Gather each line in the entries that includes the string "Ajustes".
· · · · · · ·
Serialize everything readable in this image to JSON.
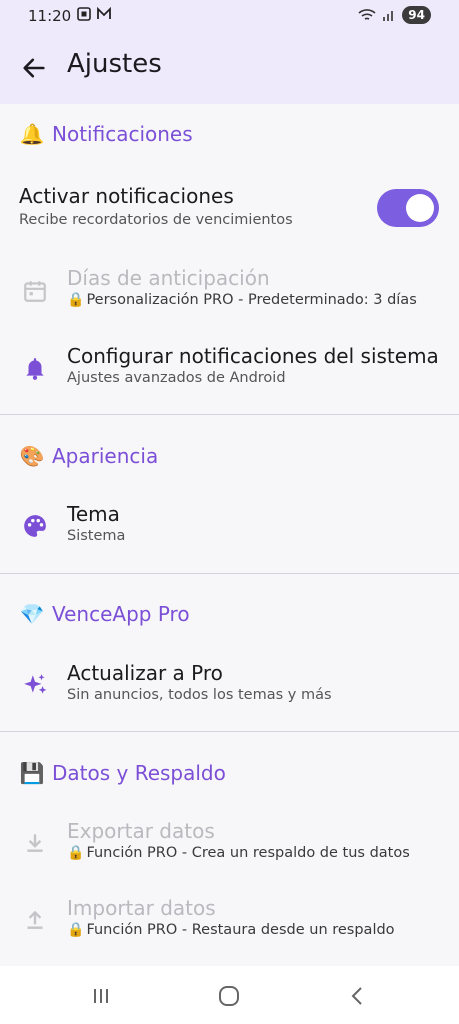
{
  "status_bar": {
    "time": "11:20",
    "battery": "94"
  },
  "app_bar": {
    "title": "Ajustes"
  },
  "sections": {
    "notifications": {
      "emoji": "🔔",
      "title": "Notificaciones",
      "activate": {
        "title": "Activar notificaciones",
        "subtitle": "Recibe recordatorios de vencimientos",
        "enabled": true
      },
      "anticipation": {
        "title": "Días de anticipación",
        "lock": "🔒",
        "subtitle": "Personalización PRO - Predeterminado: 3 días"
      },
      "system": {
        "title": "Configurar notificaciones del sistema",
        "subtitle": "Ajustes avanzados de Android"
      }
    },
    "appearance": {
      "emoji": "🎨",
      "title": "Apariencia",
      "theme": {
        "title": "Tema",
        "subtitle": "Sistema"
      }
    },
    "pro": {
      "emoji": "💎",
      "title": "VenceApp Pro",
      "upgrade": {
        "title": "Actualizar a Pro",
        "subtitle": "Sin anuncios, todos los temas y más"
      }
    },
    "data": {
      "emoji": "💾",
      "title": "Datos y Respaldo",
      "export": {
        "title": "Exportar datos",
        "lock": "🔒",
        "subtitle": "Función PRO - Crea un respaldo de tus datos"
      },
      "import": {
        "title": "Importar datos",
        "lock": "🔒",
        "subtitle": "Función PRO - Restaura desde un respaldo"
      }
    }
  },
  "colors": {
    "accent": "#7b4fd6",
    "appbar": "#efeafb",
    "toggle": "#7c5fe0"
  }
}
· · · · · · ·
Answer to this task:
    "title": "Ajustes"
        "subtitle": "Ajustes avanzados de Android"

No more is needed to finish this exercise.